Task data:
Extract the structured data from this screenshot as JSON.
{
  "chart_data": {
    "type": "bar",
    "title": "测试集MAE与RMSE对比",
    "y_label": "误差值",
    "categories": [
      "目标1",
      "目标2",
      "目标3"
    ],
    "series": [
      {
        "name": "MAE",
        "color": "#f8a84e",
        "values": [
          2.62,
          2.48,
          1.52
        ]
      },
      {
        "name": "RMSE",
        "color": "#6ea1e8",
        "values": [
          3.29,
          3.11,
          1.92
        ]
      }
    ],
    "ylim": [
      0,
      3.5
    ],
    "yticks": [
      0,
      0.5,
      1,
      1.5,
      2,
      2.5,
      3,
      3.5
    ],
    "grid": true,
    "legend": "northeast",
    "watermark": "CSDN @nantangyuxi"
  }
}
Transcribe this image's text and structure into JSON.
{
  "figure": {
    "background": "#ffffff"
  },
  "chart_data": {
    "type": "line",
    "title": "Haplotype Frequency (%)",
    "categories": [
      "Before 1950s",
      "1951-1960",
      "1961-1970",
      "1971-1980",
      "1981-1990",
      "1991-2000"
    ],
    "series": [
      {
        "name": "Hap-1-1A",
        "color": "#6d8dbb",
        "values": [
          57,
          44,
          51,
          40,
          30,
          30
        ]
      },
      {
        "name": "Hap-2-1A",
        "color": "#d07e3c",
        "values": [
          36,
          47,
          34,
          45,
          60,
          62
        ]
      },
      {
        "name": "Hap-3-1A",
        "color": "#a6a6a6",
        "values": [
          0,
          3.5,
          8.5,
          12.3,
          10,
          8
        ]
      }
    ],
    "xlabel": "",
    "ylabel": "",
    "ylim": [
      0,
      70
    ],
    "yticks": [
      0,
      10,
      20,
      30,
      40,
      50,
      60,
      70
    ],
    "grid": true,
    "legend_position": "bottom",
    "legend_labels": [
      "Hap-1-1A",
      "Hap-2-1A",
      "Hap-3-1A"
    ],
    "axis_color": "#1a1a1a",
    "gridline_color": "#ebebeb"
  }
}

Problem to solve:
Look through the listing and extract every line with "name" in it.

Solution:
        "name": "MAE",
        "name": "RMSE",
        "name": "Hap-1-1A",
        "name": "Hap-2-1A",
        "name": "Hap-3-1A",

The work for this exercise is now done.